DATA RECORDS below:

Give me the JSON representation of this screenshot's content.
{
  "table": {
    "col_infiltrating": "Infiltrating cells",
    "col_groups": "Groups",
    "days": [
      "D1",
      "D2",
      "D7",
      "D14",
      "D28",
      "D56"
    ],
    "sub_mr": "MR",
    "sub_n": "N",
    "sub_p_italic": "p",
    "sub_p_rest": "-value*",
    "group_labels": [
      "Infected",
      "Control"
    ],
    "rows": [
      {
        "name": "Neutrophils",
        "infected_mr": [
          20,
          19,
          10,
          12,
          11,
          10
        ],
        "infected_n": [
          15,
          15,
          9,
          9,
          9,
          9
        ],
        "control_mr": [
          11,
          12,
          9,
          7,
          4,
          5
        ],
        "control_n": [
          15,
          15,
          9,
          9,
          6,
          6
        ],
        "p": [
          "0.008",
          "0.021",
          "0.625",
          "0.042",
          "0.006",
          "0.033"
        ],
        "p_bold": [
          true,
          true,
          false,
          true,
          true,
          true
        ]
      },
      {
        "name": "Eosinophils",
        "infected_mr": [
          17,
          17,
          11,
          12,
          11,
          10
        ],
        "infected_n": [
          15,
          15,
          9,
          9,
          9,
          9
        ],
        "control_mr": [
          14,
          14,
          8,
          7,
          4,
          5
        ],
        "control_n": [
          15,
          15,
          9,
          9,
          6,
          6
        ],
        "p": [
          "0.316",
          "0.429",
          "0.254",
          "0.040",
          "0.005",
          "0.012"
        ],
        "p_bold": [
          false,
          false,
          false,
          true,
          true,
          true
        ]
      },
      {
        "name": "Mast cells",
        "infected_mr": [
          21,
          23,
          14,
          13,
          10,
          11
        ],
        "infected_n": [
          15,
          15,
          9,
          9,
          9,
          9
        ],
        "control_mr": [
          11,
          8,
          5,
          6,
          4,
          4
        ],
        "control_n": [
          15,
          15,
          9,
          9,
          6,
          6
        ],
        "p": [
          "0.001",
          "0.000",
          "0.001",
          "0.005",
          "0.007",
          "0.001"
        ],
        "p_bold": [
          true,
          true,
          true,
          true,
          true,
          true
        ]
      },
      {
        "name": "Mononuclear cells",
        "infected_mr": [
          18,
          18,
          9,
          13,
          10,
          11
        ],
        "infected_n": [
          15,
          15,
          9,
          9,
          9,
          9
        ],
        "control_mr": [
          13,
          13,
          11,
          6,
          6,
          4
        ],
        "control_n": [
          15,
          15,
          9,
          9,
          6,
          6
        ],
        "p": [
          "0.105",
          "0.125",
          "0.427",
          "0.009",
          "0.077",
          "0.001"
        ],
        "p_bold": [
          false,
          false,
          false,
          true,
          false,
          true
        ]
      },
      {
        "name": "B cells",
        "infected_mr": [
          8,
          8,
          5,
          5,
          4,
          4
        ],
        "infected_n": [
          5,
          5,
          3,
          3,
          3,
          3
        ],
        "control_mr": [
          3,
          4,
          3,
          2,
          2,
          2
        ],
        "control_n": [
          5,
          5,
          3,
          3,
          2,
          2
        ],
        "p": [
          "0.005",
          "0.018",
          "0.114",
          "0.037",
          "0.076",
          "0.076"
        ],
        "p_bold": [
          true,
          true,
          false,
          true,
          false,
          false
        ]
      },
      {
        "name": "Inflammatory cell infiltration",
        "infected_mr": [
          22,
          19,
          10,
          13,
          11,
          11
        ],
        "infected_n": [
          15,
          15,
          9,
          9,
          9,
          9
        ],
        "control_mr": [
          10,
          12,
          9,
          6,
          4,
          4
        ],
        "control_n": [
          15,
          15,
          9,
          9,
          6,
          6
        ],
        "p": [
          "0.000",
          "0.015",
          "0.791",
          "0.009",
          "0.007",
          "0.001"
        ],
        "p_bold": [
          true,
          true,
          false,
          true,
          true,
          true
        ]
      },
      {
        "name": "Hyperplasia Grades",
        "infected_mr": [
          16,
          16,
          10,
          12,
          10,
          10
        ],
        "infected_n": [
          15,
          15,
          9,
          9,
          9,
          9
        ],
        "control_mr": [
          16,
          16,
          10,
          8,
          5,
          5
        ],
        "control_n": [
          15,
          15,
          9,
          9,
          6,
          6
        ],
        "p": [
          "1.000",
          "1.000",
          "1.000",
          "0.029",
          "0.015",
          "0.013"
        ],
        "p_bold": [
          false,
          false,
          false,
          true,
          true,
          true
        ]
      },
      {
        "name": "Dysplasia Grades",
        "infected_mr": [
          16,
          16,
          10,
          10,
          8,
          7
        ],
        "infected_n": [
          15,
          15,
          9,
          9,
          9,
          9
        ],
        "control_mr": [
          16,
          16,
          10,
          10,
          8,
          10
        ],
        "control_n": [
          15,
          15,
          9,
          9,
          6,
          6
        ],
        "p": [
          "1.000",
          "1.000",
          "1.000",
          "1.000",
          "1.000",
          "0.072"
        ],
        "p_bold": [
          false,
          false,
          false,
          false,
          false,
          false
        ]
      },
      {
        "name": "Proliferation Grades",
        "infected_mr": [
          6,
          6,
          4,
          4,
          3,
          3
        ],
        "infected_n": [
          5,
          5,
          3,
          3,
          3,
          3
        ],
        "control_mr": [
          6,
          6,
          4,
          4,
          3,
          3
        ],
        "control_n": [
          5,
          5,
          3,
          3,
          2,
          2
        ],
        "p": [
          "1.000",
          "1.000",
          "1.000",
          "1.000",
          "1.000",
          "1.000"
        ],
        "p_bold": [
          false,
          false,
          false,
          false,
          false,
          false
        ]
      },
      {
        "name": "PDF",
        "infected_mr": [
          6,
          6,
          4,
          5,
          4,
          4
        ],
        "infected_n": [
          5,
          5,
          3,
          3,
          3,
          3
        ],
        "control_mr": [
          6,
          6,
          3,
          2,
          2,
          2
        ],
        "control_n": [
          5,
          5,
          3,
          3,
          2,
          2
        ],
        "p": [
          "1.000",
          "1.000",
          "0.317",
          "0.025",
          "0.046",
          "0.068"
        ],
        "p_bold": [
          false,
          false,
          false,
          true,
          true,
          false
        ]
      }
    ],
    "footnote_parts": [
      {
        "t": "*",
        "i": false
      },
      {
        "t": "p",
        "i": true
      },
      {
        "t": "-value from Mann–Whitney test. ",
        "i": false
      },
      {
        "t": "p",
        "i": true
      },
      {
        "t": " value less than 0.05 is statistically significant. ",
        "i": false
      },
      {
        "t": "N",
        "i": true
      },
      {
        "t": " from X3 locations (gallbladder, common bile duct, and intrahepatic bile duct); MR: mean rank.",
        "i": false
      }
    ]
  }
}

End of DATA RECORDS.

● ABOUT THIS EXERCISE
Each of the lines above should be printed again precisely as it reads.

● EXERCISE OUTPUT
Give me the JSON representation of this screenshot's content.
{
  "table": {
    "col_infiltrating": "Infiltrating cells",
    "col_groups": "Groups",
    "days": [
      "D1",
      "D2",
      "D7",
      "D14",
      "D28",
      "D56"
    ],
    "sub_mr": "MR",
    "sub_n": "N",
    "sub_p_italic": "p",
    "sub_p_rest": "-value*",
    "group_labels": [
      "Infected",
      "Control"
    ],
    "rows": [
      {
        "name": "Neutrophils",
        "infected_mr": [
          20,
          19,
          10,
          12,
          11,
          10
        ],
        "infected_n": [
          15,
          15,
          9,
          9,
          9,
          9
        ],
        "control_mr": [
          11,
          12,
          9,
          7,
          4,
          5
        ],
        "control_n": [
          15,
          15,
          9,
          9,
          6,
          6
        ],
        "p": [
          "0.008",
          "0.021",
          "0.625",
          "0.042",
          "0.006",
          "0.033"
        ],
        "p_bold": [
          true,
          true,
          false,
          true,
          true,
          true
        ]
      },
      {
        "name": "Eosinophils",
        "infected_mr": [
          17,
          17,
          11,
          12,
          11,
          10
        ],
        "infected_n": [
          15,
          15,
          9,
          9,
          9,
          9
        ],
        "control_mr": [
          14,
          14,
          8,
          7,
          4,
          5
        ],
        "control_n": [
          15,
          15,
          9,
          9,
          6,
          6
        ],
        "p": [
          "0.316",
          "0.429",
          "0.254",
          "0.040",
          "0.005",
          "0.012"
        ],
        "p_bold": [
          false,
          false,
          false,
          true,
          true,
          true
        ]
      },
      {
        "name": "Mast cells",
        "infected_mr": [
          21,
          23,
          14,
          13,
          10,
          11
        ],
        "infected_n": [
          15,
          15,
          9,
          9,
          9,
          9
        ],
        "control_mr": [
          11,
          8,
          5,
          6,
          4,
          4
        ],
        "control_n": [
          15,
          15,
          9,
          9,
          6,
          6
        ],
        "p": [
          "0.001",
          "0.000",
          "0.001",
          "0.005",
          "0.007",
          "0.001"
        ],
        "p_bold": [
          true,
          true,
          true,
          true,
          true,
          true
        ]
      },
      {
        "name": "Mononuclear cells",
        "infected_mr": [
          18,
          18,
          9,
          13,
          10,
          11
        ],
        "infected_n": [
          15,
          15,
          9,
          9,
          9,
          9
        ],
        "control_mr": [
          13,
          13,
          11,
          6,
          6,
          4
        ],
        "control_n": [
          15,
          15,
          9,
          9,
          6,
          6
        ],
        "p": [
          "0.105",
          "0.125",
          "0.427",
          "0.009",
          "0.077",
          "0.001"
        ],
        "p_bold": [
          false,
          false,
          false,
          true,
          false,
          true
        ]
      },
      {
        "name": "B cells",
        "infected_mr": [
          8,
          8,
          5,
          5,
          4,
          4
        ],
        "infected_n": [
          5,
          5,
          3,
          3,
          3,
          3
        ],
        "control_mr": [
          3,
          4,
          3,
          2,
          2,
          2
        ],
        "control_n": [
          5,
          5,
          3,
          3,
          2,
          2
        ],
        "p": [
          "0.005",
          "0.018",
          "0.114",
          "0.037",
          "0.076",
          "0.076"
        ],
        "p_bold": [
          true,
          true,
          false,
          true,
          false,
          false
        ]
      },
      {
        "name": "Inflammatory cell infiltration",
        "infected_mr": [
          22,
          19,
          10,
          13,
          11,
          11
        ],
        "infected_n": [
          15,
          15,
          9,
          9,
          9,
          9
        ],
        "control_mr": [
          10,
          12,
          9,
          6,
          4,
          4
        ],
        "control_n": [
          15,
          15,
          9,
          9,
          6,
          6
        ],
        "p": [
          "0.000",
          "0.015",
          "0.791",
          "0.009",
          "0.007",
          "0.001"
        ],
        "p_bold": [
          true,
          true,
          false,
          true,
          true,
          true
        ]
      },
      {
        "name": "Hyperplasia Grades",
        "infected_mr": [
          16,
          16,
          10,
          12,
          10,
          10
        ],
        "infected_n": [
          15,
          15,
          9,
          9,
          9,
          9
        ],
        "control_mr": [
          16,
          16,
          10,
          8,
          5,
          5
        ],
        "control_n": [
          15,
          15,
          9,
          9,
          6,
          6
        ],
        "p": [
          "1.000",
          "1.000",
          "1.000",
          "0.029",
          "0.015",
          "0.013"
        ],
        "p_bold": [
          false,
          false,
          false,
          true,
          true,
          true
        ]
      },
      {
        "name": "Dysplasia Grades",
        "infected_mr": [
          16,
          16,
          10,
          10,
          8,
          7
        ],
        "infected_n": [
          15,
          15,
          9,
          9,
          9,
          9
        ],
        "control_mr": [
          16,
          16,
          10,
          10,
          8,
          10
        ],
        "control_n": [
          15,
          15,
          9,
          9,
          6,
          6
        ],
        "p": [
          "1.000",
          "1.000",
          "1.000",
          "1.000",
          "1.000",
          "0.072"
        ],
        "p_bold": [
          false,
          false,
          false,
          false,
          false,
          false
        ]
      },
      {
        "name": "Proliferation Grades",
        "infected_mr": [
          6,
          6,
          4,
          4,
          3,
          3
        ],
        "infected_n": [
          5,
          5,
          3,
          3,
          3,
          3
        ],
        "control_mr": [
          6,
          6,
          4,
          4,
          3,
          3
        ],
        "control_n": [
          5,
          5,
          3,
          3,
          2,
          2
        ],
        "p": [
          "1.000",
          "1.000",
          "1.000",
          "1.000",
          "1.000",
          "1.000"
        ],
        "p_bold": [
          false,
          false,
          false,
          false,
          false,
          false
        ]
      },
      {
        "name": "PDF",
        "infected_mr": [
          6,
          6,
          4,
          5,
          4,
          4
        ],
        "infected_n": [
          5,
          5,
          3,
          3,
          3,
          3
        ],
        "control_mr": [
          6,
          6,
          3,
          2,
          2,
          2
        ],
        "control_n": [
          5,
          5,
          3,
          3,
          2,
          2
        ],
        "p": [
          "1.000",
          "1.000",
          "0.317",
          "0.025",
          "0.046",
          "0.068"
        ],
        "p_bold": [
          false,
          false,
          false,
          true,
          true,
          false
        ]
      }
    ],
    "footnote_parts": [
      {
        "t": "*",
        "i": false
      },
      {
        "t": "p",
        "i": true
      },
      {
        "t": "-value from Mann–Whitney test. ",
        "i": false
      },
      {
        "t": "p",
        "i": true
      },
      {
        "t": " value less than 0.05 is statistically significant. ",
        "i": false
      },
      {
        "t": "N",
        "i": true
      },
      {
        "t": " from X3 locations (gallbladder, common bile duct, and intrahepatic bile duct); MR: mean rank.",
        "i": false
      }
    ]
  }
}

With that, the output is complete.